■ **TO DO**: Copy out every line that contains the word "unit".

# Start of EXCERPTED DATA

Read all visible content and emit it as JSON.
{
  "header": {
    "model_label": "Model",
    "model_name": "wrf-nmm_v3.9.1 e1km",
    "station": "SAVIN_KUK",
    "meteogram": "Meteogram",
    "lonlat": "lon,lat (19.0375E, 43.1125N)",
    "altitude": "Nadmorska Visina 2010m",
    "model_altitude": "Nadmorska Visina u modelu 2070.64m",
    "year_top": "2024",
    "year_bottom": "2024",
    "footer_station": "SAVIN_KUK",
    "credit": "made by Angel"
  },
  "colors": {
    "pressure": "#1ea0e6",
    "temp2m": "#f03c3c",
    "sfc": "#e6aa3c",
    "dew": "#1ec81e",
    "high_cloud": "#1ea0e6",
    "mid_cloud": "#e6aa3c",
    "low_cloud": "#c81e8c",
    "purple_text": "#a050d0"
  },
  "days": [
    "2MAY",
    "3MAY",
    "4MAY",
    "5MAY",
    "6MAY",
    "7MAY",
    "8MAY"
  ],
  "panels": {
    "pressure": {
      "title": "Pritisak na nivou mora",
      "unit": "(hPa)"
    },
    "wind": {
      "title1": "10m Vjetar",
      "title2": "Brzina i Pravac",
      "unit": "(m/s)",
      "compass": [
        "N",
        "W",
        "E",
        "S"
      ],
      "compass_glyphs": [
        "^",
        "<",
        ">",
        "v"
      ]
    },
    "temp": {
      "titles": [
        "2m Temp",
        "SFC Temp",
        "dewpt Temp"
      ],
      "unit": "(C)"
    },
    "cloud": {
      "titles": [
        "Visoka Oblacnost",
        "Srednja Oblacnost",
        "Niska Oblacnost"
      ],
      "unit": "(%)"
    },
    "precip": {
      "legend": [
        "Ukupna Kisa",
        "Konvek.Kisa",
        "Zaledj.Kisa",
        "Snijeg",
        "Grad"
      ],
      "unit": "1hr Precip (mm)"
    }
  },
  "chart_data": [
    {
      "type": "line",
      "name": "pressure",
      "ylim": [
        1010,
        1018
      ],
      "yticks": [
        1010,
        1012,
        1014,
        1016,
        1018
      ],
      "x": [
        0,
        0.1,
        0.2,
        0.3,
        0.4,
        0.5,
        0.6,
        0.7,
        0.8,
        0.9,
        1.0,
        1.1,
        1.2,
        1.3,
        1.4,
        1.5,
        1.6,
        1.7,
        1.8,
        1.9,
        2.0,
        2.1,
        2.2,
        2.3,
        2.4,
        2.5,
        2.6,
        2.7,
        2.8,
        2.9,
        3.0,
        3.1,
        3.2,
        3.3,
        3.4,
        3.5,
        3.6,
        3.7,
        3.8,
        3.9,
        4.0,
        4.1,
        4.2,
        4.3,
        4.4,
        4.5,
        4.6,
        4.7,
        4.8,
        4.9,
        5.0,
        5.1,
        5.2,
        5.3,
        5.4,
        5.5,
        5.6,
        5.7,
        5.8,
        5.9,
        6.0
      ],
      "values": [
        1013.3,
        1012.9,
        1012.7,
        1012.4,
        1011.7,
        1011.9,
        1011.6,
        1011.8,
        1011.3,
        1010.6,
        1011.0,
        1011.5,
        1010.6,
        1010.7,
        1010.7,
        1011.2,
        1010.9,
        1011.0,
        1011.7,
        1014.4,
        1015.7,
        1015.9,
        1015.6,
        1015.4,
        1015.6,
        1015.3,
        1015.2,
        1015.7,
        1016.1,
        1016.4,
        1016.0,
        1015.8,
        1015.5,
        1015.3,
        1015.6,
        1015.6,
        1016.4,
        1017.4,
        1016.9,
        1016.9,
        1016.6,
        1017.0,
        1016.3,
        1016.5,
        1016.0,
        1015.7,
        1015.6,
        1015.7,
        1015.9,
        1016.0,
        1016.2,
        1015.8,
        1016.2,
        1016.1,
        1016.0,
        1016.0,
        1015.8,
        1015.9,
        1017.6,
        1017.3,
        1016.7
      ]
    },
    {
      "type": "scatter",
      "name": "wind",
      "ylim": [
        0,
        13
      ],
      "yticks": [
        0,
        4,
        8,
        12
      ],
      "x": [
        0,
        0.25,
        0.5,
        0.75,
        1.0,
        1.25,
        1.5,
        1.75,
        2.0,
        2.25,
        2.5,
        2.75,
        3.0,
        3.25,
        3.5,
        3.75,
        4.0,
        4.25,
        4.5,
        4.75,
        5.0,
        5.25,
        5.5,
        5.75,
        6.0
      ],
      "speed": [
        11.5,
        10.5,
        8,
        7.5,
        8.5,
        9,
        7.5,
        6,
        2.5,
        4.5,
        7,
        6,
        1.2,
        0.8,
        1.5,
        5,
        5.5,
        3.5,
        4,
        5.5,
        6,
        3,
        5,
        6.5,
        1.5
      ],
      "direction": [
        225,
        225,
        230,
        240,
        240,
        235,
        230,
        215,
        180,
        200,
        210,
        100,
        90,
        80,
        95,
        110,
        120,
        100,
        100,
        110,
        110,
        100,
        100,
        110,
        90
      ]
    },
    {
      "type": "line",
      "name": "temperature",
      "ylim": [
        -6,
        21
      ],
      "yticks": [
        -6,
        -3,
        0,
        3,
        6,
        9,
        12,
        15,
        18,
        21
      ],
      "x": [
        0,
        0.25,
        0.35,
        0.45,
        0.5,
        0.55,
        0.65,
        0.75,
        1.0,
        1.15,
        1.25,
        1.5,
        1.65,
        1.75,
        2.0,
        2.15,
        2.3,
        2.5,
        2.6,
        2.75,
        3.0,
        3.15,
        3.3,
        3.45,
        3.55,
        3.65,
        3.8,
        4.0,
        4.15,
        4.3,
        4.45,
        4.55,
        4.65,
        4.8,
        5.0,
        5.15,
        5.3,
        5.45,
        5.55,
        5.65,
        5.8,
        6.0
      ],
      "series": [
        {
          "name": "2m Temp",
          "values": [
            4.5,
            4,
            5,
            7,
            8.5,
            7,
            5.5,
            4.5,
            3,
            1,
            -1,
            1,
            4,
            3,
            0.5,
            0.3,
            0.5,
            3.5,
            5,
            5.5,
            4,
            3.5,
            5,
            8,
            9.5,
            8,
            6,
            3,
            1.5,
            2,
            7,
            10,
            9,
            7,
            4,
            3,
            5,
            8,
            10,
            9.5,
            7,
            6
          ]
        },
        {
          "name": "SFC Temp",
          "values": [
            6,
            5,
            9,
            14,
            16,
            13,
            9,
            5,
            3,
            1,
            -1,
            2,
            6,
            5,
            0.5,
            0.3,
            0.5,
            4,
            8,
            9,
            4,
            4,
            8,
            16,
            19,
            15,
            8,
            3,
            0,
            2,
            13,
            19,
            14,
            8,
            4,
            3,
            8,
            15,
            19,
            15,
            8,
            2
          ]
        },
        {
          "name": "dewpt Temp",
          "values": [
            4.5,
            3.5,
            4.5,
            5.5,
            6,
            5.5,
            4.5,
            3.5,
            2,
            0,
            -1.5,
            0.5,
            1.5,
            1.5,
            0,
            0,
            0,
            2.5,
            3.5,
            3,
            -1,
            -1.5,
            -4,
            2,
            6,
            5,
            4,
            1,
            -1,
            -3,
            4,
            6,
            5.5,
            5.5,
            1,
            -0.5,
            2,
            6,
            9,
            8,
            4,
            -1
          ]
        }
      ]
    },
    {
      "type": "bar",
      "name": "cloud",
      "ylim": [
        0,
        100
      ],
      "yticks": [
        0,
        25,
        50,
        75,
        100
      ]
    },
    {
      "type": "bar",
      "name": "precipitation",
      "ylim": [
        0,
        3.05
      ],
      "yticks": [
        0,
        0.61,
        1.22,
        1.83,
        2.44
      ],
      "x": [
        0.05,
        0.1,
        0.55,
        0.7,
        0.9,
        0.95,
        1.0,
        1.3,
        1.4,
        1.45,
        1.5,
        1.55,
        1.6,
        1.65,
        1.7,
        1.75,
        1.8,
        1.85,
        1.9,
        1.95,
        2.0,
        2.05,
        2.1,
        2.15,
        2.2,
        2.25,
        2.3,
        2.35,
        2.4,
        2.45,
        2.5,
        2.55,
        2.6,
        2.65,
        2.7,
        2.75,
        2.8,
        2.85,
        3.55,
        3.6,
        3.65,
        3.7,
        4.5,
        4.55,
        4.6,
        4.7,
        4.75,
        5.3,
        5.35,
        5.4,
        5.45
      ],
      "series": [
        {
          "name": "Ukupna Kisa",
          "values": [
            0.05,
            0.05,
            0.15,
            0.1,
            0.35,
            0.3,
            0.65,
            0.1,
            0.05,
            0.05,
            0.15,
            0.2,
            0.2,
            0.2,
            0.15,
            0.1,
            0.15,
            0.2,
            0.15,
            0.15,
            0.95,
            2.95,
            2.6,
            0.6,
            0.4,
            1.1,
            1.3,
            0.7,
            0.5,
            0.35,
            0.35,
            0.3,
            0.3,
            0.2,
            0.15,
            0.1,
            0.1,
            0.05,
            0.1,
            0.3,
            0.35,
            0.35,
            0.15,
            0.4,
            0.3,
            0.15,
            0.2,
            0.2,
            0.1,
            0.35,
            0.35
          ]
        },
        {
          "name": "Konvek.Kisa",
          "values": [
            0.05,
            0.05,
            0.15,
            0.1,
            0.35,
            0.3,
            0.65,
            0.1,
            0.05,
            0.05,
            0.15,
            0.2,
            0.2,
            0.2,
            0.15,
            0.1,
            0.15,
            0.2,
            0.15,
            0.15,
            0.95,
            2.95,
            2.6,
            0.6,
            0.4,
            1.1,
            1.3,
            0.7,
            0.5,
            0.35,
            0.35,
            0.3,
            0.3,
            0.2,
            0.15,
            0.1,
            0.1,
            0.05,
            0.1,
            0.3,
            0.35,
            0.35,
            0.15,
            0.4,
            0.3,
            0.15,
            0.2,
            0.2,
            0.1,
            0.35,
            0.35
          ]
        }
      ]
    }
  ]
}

# End of EXCERPTED DATA

■ **SOLUTION TO THIS PROBLEM**:
      "unit": "(hPa)"
      "unit": "(m/s)",
      "unit": "(C)"
      "unit": "(%)"
      "unit": "1hr Precip (mm)"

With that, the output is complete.